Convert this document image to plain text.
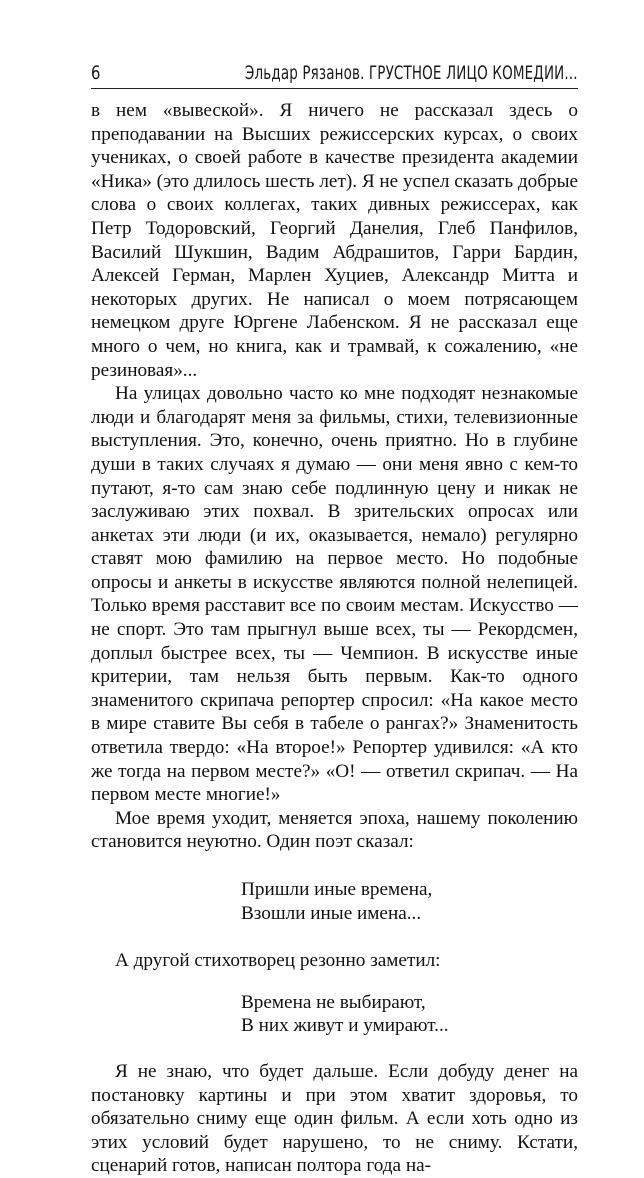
6	Эльдар Рязанов. ГРУСТНОЕ ЛИЦО КОМЕДИИ...

в нем «вывеской». Я ничего не рассказал здесь о преподавании на Высших режиссерских курсах, о своих учениках, о своей работе в качестве президента академии «Ника» (это длилось шесть лет). Я не успел сказать добрые слова о своих коллегах, таких дивных режиссерах, как Петр Тодоровский, Георгий Данелия, Глеб Панфилов, Василий Шукшин, Вадим Абдрашитов, Гарри Бардин, Алексей Герман, Марлен Хуциев, Александр Митта и некоторых других. Не написал о моем потрясающем немецком друге Юргене Лабенском. Я не рассказал еще много о чем, но книга, как и трамвай, к сожалению, «не резиновая»...

На улицах довольно часто ко мне подходят незнакомые люди и благодарят меня за фильмы, стихи, телевизионные выступления. Это, конечно, очень приятно. Но в глубине души в таких случаях я думаю — они меня явно с кем-то путают, я-то сам знаю себе подлинную цену и никак не заслуживаю этих похвал. В зрительских опросах или анкетах эти люди (и их, оказывается, немало) регулярно ставят мою фамилию на первое место. Но подобные опросы и анкеты в искусстве являются полной нелепицей. Только время расставит все по своим местам. Искусство — не спорт. Это там прыгнул выше всех, ты — Рекордсмен, доплыл быстрее всех, ты — Чемпион. В искусстве иные критерии, там нельзя быть первым. Как-то одного знаменитого скрипача репортер спросил: «На какое место в мире ставите Вы себя в табеле о рангах?» Знаменитость ответила твердо: «На второе!» Репортер удивился: «А кто же тогда на первом месте?» «О! — ответил скрипач. — На первом месте многие!»

Мое время уходит, меняется эпоха, нашему поколению становится неуютно. Один поэт сказал:

Пришли иные времена,
Взошли иные имена...

А другой стихотворец резонно заметил:

Времена не выбирают,
В них живут и умирают...

Я не знаю, что будет дальше. Если добуду денег на постановку картины и при этом хватит здоровья, то обязательно сниму еще один фильм. А если хоть одно из этих условий будет нарушено, то не сниму. Кстати, сценарий готов, написан полтора года на-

**Problem details:** In the entries above, find each line with the string "этих" and copy it.

**Result for this exercise:**
На улицах довольно часто ко мне подходят незнакомые люди и благодарят меня за фильмы, стихи, телевизионные выступления. Это, конечно, очень приятно. Но в глубине души в таких случаях я думаю — они меня явно с кем-то путают, я-то сам знаю себе подлинную цену и никак не заслуживаю этих похвал. В зрительских опросах или анкетах эти люди (и их, оказывается, немало) регулярно ставят мою фамилию на первое место. Но подобные опросы и анкеты в искусстве являются полной нелепицей. Только время расставит все по своим местам. Искусство — не спорт. Это там прыгнул выше всех, ты — Рекордсмен, доплыл быстрее всех, ты — Чемпион. В искусстве иные критерии, там нельзя быть первым. Как-то одного знаменитого скрипача репортер спросил: «На какое место в мире ставите Вы себя в табеле о рангах?» Знаменитость ответила твердо: «На второе!» Репортер удивился: «А кто же тогда на первом месте?» «О! — ответил скрипач. — На первом месте многие!»
Я не знаю, что будет дальше. Если добуду денег на постановку картины и при этом хватит здоровья, то обязательно сниму еще один фильм. А если хоть одно из этих условий будет нарушено, то не сниму. Кстати, сценарий готов, написан полтора года на-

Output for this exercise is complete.